_Dataset rows_:
+++
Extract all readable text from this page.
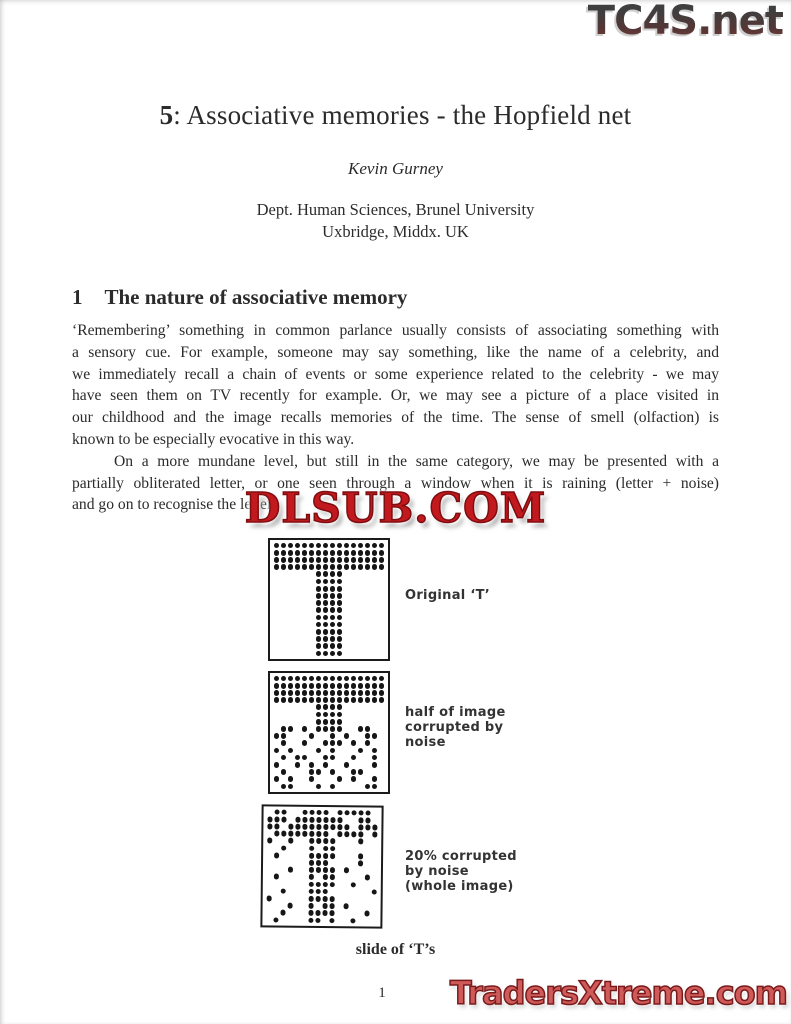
TC4S.net
5: Associative memories - the Hopfield net
Kevin Gurney
Dept. Human Sciences, Brunel University
Uxbridge, Middx. UK
1 The nature of associative memory
‘Remembering’ something in common parlance usually consists of associating something with
a sensory cue. For example, someone may say something, like the name of a celebrity, and
we immediately recall a chain of events or some experience related to the celebrity - we may
have seen them on TV recently for example. Or, we may see a picture of a place visited in
our childhood and the image recalls memories of the time. The sense of smell (olfaction) is
known to be especially evocative in this way.
On a more mundane level, but still in the same category, we may be presented with a
partially obliterated letter, or one seen through a window when it is raining (letter + noise)
and go on to recognise the letter.
DLSUB.COM
Original ‘T’
half of image
corrupted by
noise
20% corrupted
by noise
(whole image)
slide of ‘T’s
1	TradersXtreme.com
+++
_Written problem_: Repeat the listing above exactly, with no pictures.

_Reply_:
Extract all readable text from this page.
TC4S.net
5: Associative memories - the Hopfield net
Kevin Gurney
Dept. Human Sciences, Brunel University
Uxbridge, Middx. UK
1 The nature of associative memory
‘Remembering’ something in common parlance usually consists of associating something with
a sensory cue. For example, someone may say something, like the name of a celebrity, and
we immediately recall a chain of events or some experience related to the celebrity - we may
have seen them on TV recently for example. Or, we may see a picture of a place visited in
our childhood and the image recalls memories of the time. The sense of smell (olfaction) is
known to be especially evocative in this way.
On a more mundane level, but still in the same category, we may be presented with a
partially obliterated letter, or one seen through a window when it is raining (letter + noise)
and go on to recognise the letter.
DLSUB.COM
Original ‘T’
half of image
corrupted by
noise
20% corrupted
by noise
(whole image)
slide of ‘T’s
1	TradersXtreme.com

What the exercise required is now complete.